Reproduce the listing exactly and skip over any pictures.

[Dataset items]
____
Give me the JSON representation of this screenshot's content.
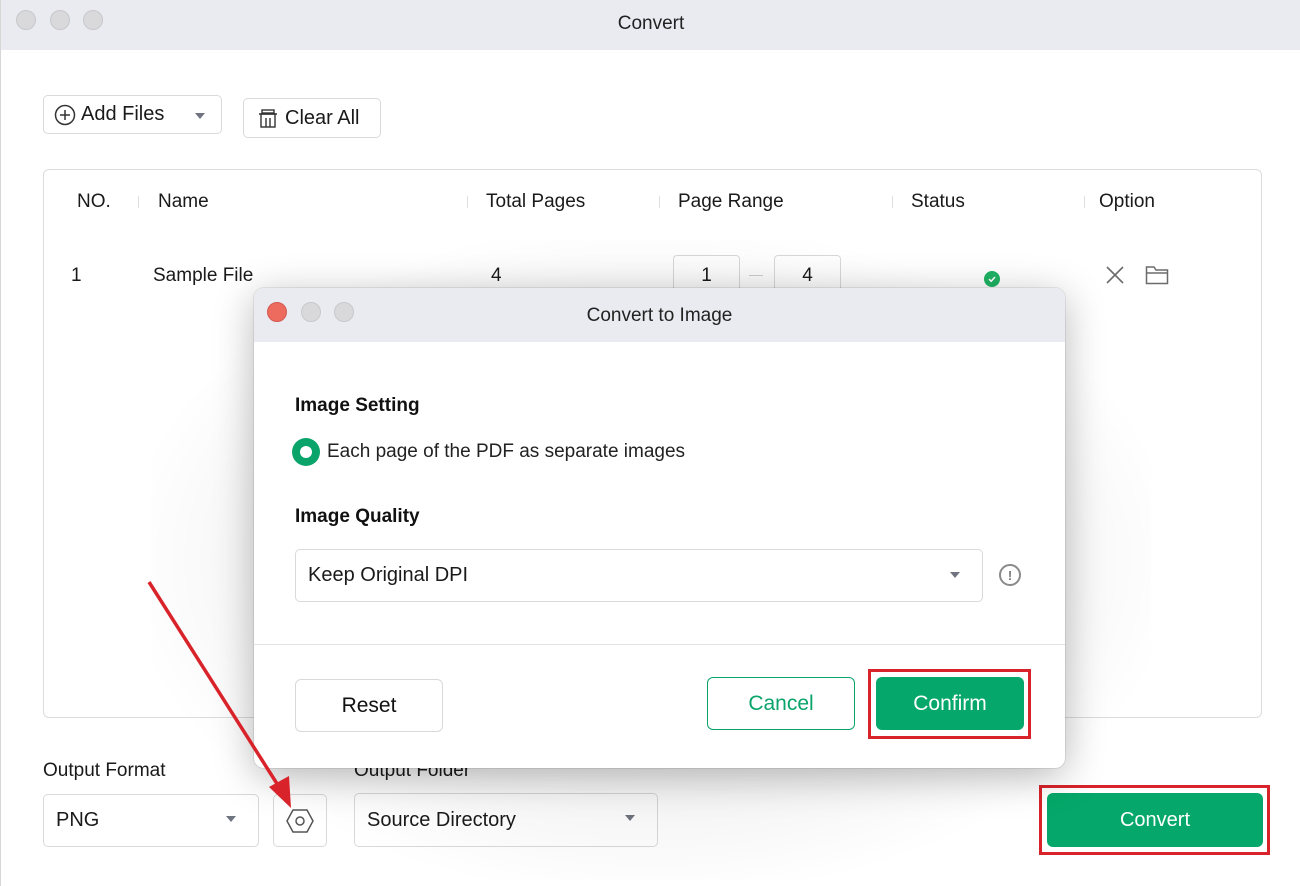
{
  "window": {
    "title": "Convert"
  },
  "toolbar": {
    "add_files_label": "Add Files",
    "clear_all_label": "Clear All"
  },
  "table": {
    "headers": [
      "NO.",
      "Name",
      "Total Pages",
      "Page Range",
      "Status",
      "Option"
    ],
    "rows": [
      {
        "no": "1",
        "name": "Sample File",
        "total_pages": "4",
        "range_from": "1",
        "range_to": "4",
        "status": "success"
      }
    ]
  },
  "output": {
    "format_label": "Output Format",
    "format_value": "PNG",
    "folder_label": "Output Folder",
    "folder_value": "Source Directory",
    "convert_label": "Convert"
  },
  "dialog": {
    "title": "Convert to Image",
    "image_setting_title": "Image Setting",
    "image_setting_option": "Each page of the PDF as separate images",
    "image_setting_selected": true,
    "image_quality_title": "Image Quality",
    "image_quality_value": "Keep Original DPI",
    "reset_label": "Reset",
    "cancel_label": "Cancel",
    "confirm_label": "Confirm"
  },
  "colors": {
    "accent_green": "#05a86a",
    "highlight_red": "#d8232a",
    "close_red": "#ec6a5e",
    "titlebar_bg": "#e9ebf1"
  },
  "annotations": {
    "highlighted": [
      "confirm-button",
      "convert-button"
    ],
    "arrow_target": "format-settings-button"
  }
}
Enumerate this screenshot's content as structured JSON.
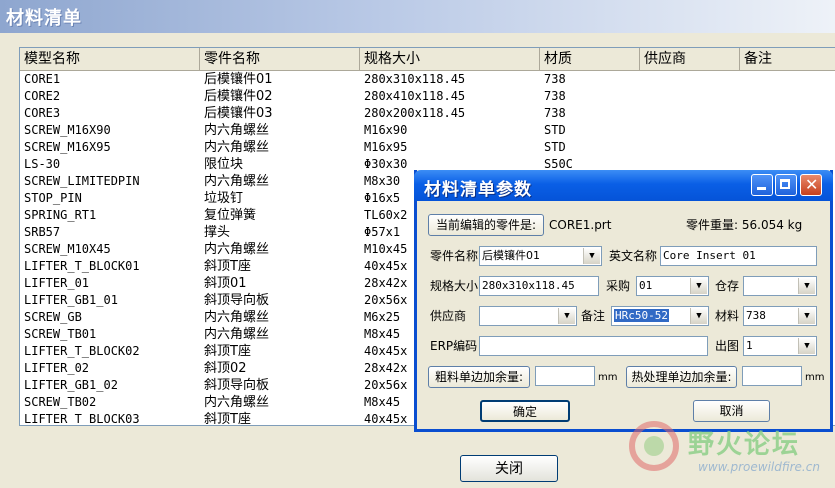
{
  "window": {
    "title": "材料清单"
  },
  "table": {
    "columns": [
      "模型名称",
      "零件名称",
      "规格大小",
      "材质",
      "供应商",
      "备注"
    ],
    "rows": [
      [
        "CORE1",
        "后模镶件01",
        "280x310x118.45",
        "738"
      ],
      [
        "CORE2",
        "后模镶件02",
        "280x410x118.45",
        "738"
      ],
      [
        "CORE3",
        "后模镶件03",
        "280x200x118.45",
        "738"
      ],
      [
        "SCREW_M16X90",
        "内六角螺丝",
        "M16x90",
        "STD"
      ],
      [
        "SCREW_M16X95",
        "内六角螺丝",
        "M16x95",
        "STD"
      ],
      [
        "LS-30",
        "限位块",
        "Φ30x30",
        "S50C"
      ],
      [
        "SCREW_LIMITEDPIN",
        "内六角螺丝",
        "M8x30",
        ""
      ],
      [
        "STOP_PIN",
        "垃圾钉",
        "Φ16x5",
        ""
      ],
      [
        "SPRING_RT1",
        "复位弹簧",
        "TL60x2",
        ""
      ],
      [
        "SRB57",
        "撑头",
        "Φ57x1",
        ""
      ],
      [
        "SCREW_M10X45",
        "内六角螺丝",
        "M10x45",
        ""
      ],
      [
        "LIFTER_T_BLOCK01",
        "斜顶T座",
        "40x45x",
        ""
      ],
      [
        "LIFTER_01",
        "斜顶01",
        "28x42x",
        ""
      ],
      [
        "LIFTER_GB1_01",
        "斜顶导向板",
        "20x56x",
        ""
      ],
      [
        "SCREW_GB",
        "内六角螺丝",
        "M6x25",
        ""
      ],
      [
        "SCREW_TB01",
        "内六角螺丝",
        "M8x45",
        ""
      ],
      [
        "LIFTER_T_BLOCK02",
        "斜顶T座",
        "40x45x",
        ""
      ],
      [
        "LIFTER_02",
        "斜顶02",
        "28x42x",
        ""
      ],
      [
        "LIFTER_GB1_02",
        "斜顶导向板",
        "20x56x",
        ""
      ],
      [
        "SCREW_TB02",
        "内六角螺丝",
        "M8x45",
        ""
      ],
      [
        "LIFTER_T_BLOCK03",
        "斜顶T座",
        "40x45x",
        ""
      ]
    ]
  },
  "close_button": "关闭",
  "dialog": {
    "title": "材料清单参数",
    "current_part_button": "当前编辑的零件是:",
    "current_part_value": "CORE1.prt",
    "part_weight": "零件重量: 56.054 kg",
    "part_name_label": "零件名称",
    "part_name_value": "后模镶件01",
    "english_name_label": "英文名称",
    "english_name_value": "Core Insert 01",
    "size_label": "规格大小",
    "size_value": "280x310x118.45",
    "purchase_label": "采购",
    "purchase_value": "01",
    "warehouse_label": "仓存",
    "warehouse_value": "",
    "supplier_label": "供应商",
    "supplier_value": "",
    "remark_label": "备注",
    "remark_value": "HRc50-52",
    "material_label": "材料",
    "material_value": "738",
    "erp_label": "ERP编码",
    "erp_value": "",
    "drawing_label": "出图",
    "drawing_value": "1",
    "rough_allowance_button": "粗料单边加余量:",
    "rough_allowance_value": "",
    "rough_unit": "mm",
    "heat_allowance_button": "热处理单边加余量:",
    "heat_allowance_value": "",
    "heat_unit": "mm",
    "ok_button": "确定",
    "cancel_button": "取消"
  },
  "watermark": {
    "text": "野火论坛",
    "url": "www.proewildfire.cn"
  }
}
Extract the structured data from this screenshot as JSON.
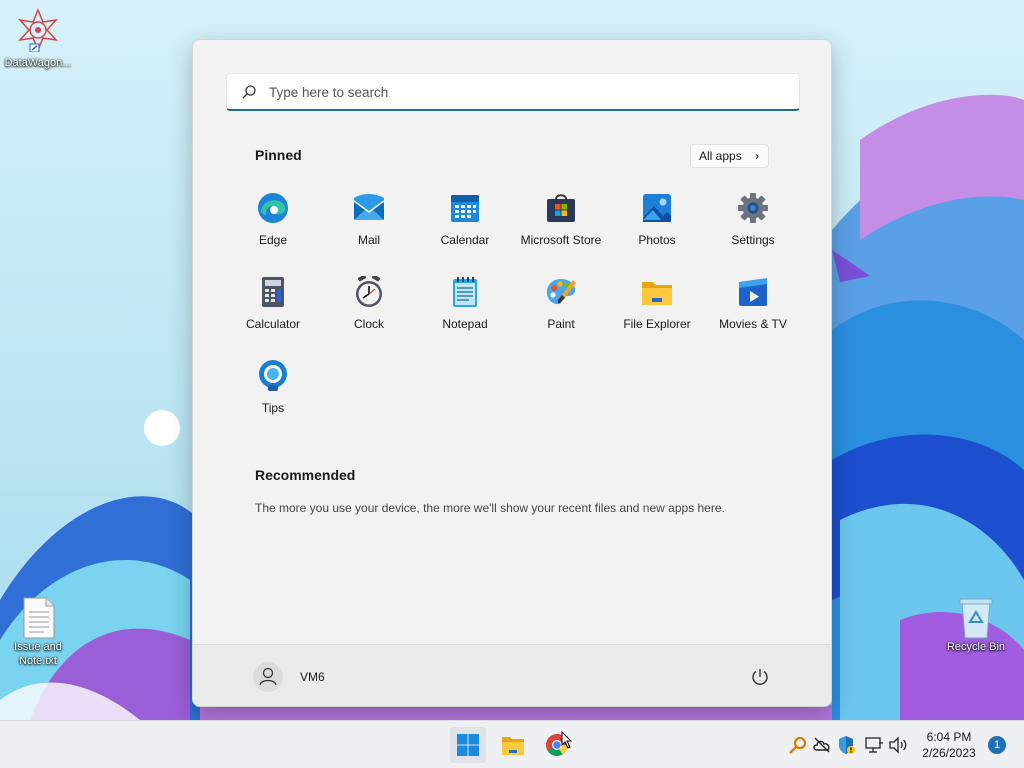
{
  "desktop": {
    "icons": [
      {
        "label": "DataWagon..."
      },
      {
        "label": "Issue and Note.txt"
      },
      {
        "label": "Recycle Bin"
      }
    ]
  },
  "start_menu": {
    "search": {
      "placeholder": "Type here to search"
    },
    "pinned": {
      "title": "Pinned",
      "all_apps_label": "All apps",
      "apps": [
        {
          "label": "Edge",
          "icon": "edge-icon"
        },
        {
          "label": "Mail",
          "icon": "mail-icon"
        },
        {
          "label": "Calendar",
          "icon": "calendar-icon"
        },
        {
          "label": "Microsoft Store",
          "icon": "store-icon"
        },
        {
          "label": "Photos",
          "icon": "photos-icon"
        },
        {
          "label": "Settings",
          "icon": "gear-icon"
        },
        {
          "label": "Calculator",
          "icon": "calculator-icon"
        },
        {
          "label": "Clock",
          "icon": "clock-icon"
        },
        {
          "label": "Notepad",
          "icon": "notepad-icon"
        },
        {
          "label": "Paint",
          "icon": "paint-palette-icon"
        },
        {
          "label": "File Explorer",
          "icon": "folder-icon"
        },
        {
          "label": "Movies & TV",
          "icon": "movies-play-icon"
        },
        {
          "label": "Tips",
          "icon": "lightbulb-icon"
        }
      ]
    },
    "recommended": {
      "title": "Recommended",
      "empty_text": "The more you use your device, the more we'll show your recent files and new apps here."
    },
    "user": {
      "name": "VM6"
    }
  },
  "taskbar": {
    "clock": {
      "time": "6:04 PM",
      "date": "2/26/2023"
    },
    "notification_count": "1"
  },
  "colors": {
    "accent": "#1f6c8f",
    "start_bg": "#f2f2f2",
    "taskbar_bg": "#eef0f3",
    "badge": "#1f6fb5"
  }
}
____
- _ANSWER TO THIS EXERCISE_
Give me the JSON representation of this screenshot's content.
{
  "window": {
    "title": "Convert"
  },
  "toolbar": {
    "add_files_label": "Add Files",
    "clear_all_label": "Clear All"
  },
  "table": {
    "headers": [
      "NO.",
      "Name",
      "Total Pages",
      "Page Range",
      "Status",
      "Option"
    ],
    "rows": [
      {
        "no": "1",
        "name": "Sample File",
        "total_pages": "4",
        "range_from": "1",
        "range_to": "4",
        "status": "success"
      }
    ]
  },
  "output": {
    "format_label": "Output Format",
    "format_value": "PNG",
    "folder_label": "Output Folder",
    "folder_value": "Source Directory",
    "convert_label": "Convert"
  },
  "dialog": {
    "title": "Convert to Image",
    "image_setting_title": "Image Setting",
    "image_setting_option": "Each page of the PDF as separate images",
    "image_setting_selected": true,
    "image_quality_title": "Image Quality",
    "image_quality_value": "Keep Original DPI",
    "reset_label": "Reset",
    "cancel_label": "Cancel",
    "confirm_label": "Confirm"
  },
  "colors": {
    "accent_green": "#05a86a",
    "highlight_red": "#d8232a",
    "close_red": "#ec6a5e",
    "titlebar_bg": "#e9ebf1"
  },
  "annotations": {
    "highlighted": [
      "confirm-button",
      "convert-button"
    ],
    "arrow_target": "format-settings-button"
  }
}
Enumerate this screenshot's content as structured JSON.
{
  "window": {
    "title": "材料清单"
  },
  "table": {
    "columns": [
      "模型名称",
      "零件名称",
      "规格大小",
      "材质",
      "供应商",
      "备注"
    ],
    "rows": [
      [
        "CORE1",
        "后模镶件01",
        "280x310x118.45",
        "738"
      ],
      [
        "CORE2",
        "后模镶件02",
        "280x410x118.45",
        "738"
      ],
      [
        "CORE3",
        "后模镶件03",
        "280x200x118.45",
        "738"
      ],
      [
        "SCREW_M16X90",
        "内六角螺丝",
        "M16x90",
        "STD"
      ],
      [
        "SCREW_M16X95",
        "内六角螺丝",
        "M16x95",
        "STD"
      ],
      [
        "LS-30",
        "限位块",
        "Φ30x30",
        "S50C"
      ],
      [
        "SCREW_LIMITEDPIN",
        "内六角螺丝",
        "M8x30",
        ""
      ],
      [
        "STOP_PIN",
        "垃圾钉",
        "Φ16x5",
        ""
      ],
      [
        "SPRING_RT1",
        "复位弹簧",
        "TL60x2",
        ""
      ],
      [
        "SRB57",
        "撑头",
        "Φ57x1",
        ""
      ],
      [
        "SCREW_M10X45",
        "内六角螺丝",
        "M10x45",
        ""
      ],
      [
        "LIFTER_T_BLOCK01",
        "斜顶T座",
        "40x45x",
        ""
      ],
      [
        "LIFTER_01",
        "斜顶01",
        "28x42x",
        ""
      ],
      [
        "LIFTER_GB1_01",
        "斜顶导向板",
        "20x56x",
        ""
      ],
      [
        "SCREW_GB",
        "内六角螺丝",
        "M6x25",
        ""
      ],
      [
        "SCREW_TB01",
        "内六角螺丝",
        "M8x45",
        ""
      ],
      [
        "LIFTER_T_BLOCK02",
        "斜顶T座",
        "40x45x",
        ""
      ],
      [
        "LIFTER_02",
        "斜顶02",
        "28x42x",
        ""
      ],
      [
        "LIFTER_GB1_02",
        "斜顶导向板",
        "20x56x",
        ""
      ],
      [
        "SCREW_TB02",
        "内六角螺丝",
        "M8x45",
        ""
      ],
      [
        "LIFTER_T_BLOCK03",
        "斜顶T座",
        "40x45x",
        ""
      ]
    ]
  },
  "close_button": "关闭",
  "dialog": {
    "title": "材料清单参数",
    "current_part_button": "当前编辑的零件是:",
    "current_part_value": "CORE1.prt",
    "part_weight": "零件重量: 56.054 kg",
    "part_name_label": "零件名称",
    "part_name_value": "后模镶件01",
    "english_name_label": "英文名称",
    "english_name_value": "Core Insert 01",
    "size_label": "规格大小",
    "size_value": "280x310x118.45",
    "purchase_label": "采购",
    "purchase_value": "01",
    "warehouse_label": "仓存",
    "warehouse_value": "",
    "supplier_label": "供应商",
    "supplier_value": "",
    "remark_label": "备注",
    "remark_value": "HRc50-52",
    "material_label": "材料",
    "material_value": "738",
    "erp_label": "ERP编码",
    "erp_value": "",
    "drawing_label": "出图",
    "drawing_value": "1",
    "rough_allowance_button": "粗料单边加余量:",
    "rough_allowance_value": "",
    "rough_unit": "mm",
    "heat_allowance_button": "热处理单边加余量:",
    "heat_allowance_value": "",
    "heat_unit": "mm",
    "ok_button": "确定",
    "cancel_button": "取消"
  },
  "watermark": {
    "text": "野火论坛",
    "url": "www.proewildfire.cn"
  }
}
Extract the structured data from this screenshot as JSON.
{
  "desktop": {
    "icons": [
      {
        "label": "DataWagon..."
      },
      {
        "label": "Issue and Note.txt"
      },
      {
        "label": "Recycle Bin"
      }
    ]
  },
  "start_menu": {
    "search": {
      "placeholder": "Type here to search"
    },
    "pinned": {
      "title": "Pinned",
      "all_apps_label": "All apps",
      "apps": [
        {
          "label": "Edge",
          "icon": "edge-icon"
        },
        {
          "label": "Mail",
          "icon": "mail-icon"
        },
        {
          "label": "Calendar",
          "icon": "calendar-icon"
        },
        {
          "label": "Microsoft Store",
          "icon": "store-icon"
        },
        {
          "label": "Photos",
          "icon": "photos-icon"
        },
        {
          "label": "Settings",
          "icon": "gear-icon"
        },
        {
          "label": "Calculator",
          "icon": "calculator-icon"
        },
        {
          "label": "Clock",
          "icon": "clock-icon"
        },
        {
          "label": "Notepad",
          "icon": "notepad-icon"
        },
        {
          "label": "Paint",
          "icon": "paint-palette-icon"
        },
        {
          "label": "File Explorer",
          "icon": "folder-icon"
        },
        {
          "label": "Movies & TV",
          "icon": "movies-play-icon"
        },
        {
          "label": "Tips",
          "icon": "lightbulb-icon"
        }
      ]
    },
    "recommended": {
      "title": "Recommended",
      "empty_text": "The more you use your device, the more we'll show your recent files and new apps here."
    },
    "user": {
      "name": "VM6"
    }
  },
  "taskbar": {
    "clock": {
      "time": "6:04 PM",
      "date": "2/26/2023"
    },
    "notification_count": "1"
  },
  "colors": {
    "accent": "#1f6c8f",
    "start_bg": "#f2f2f2",
    "taskbar_bg": "#eef0f3",
    "badge": "#1f6fb5"
  }
}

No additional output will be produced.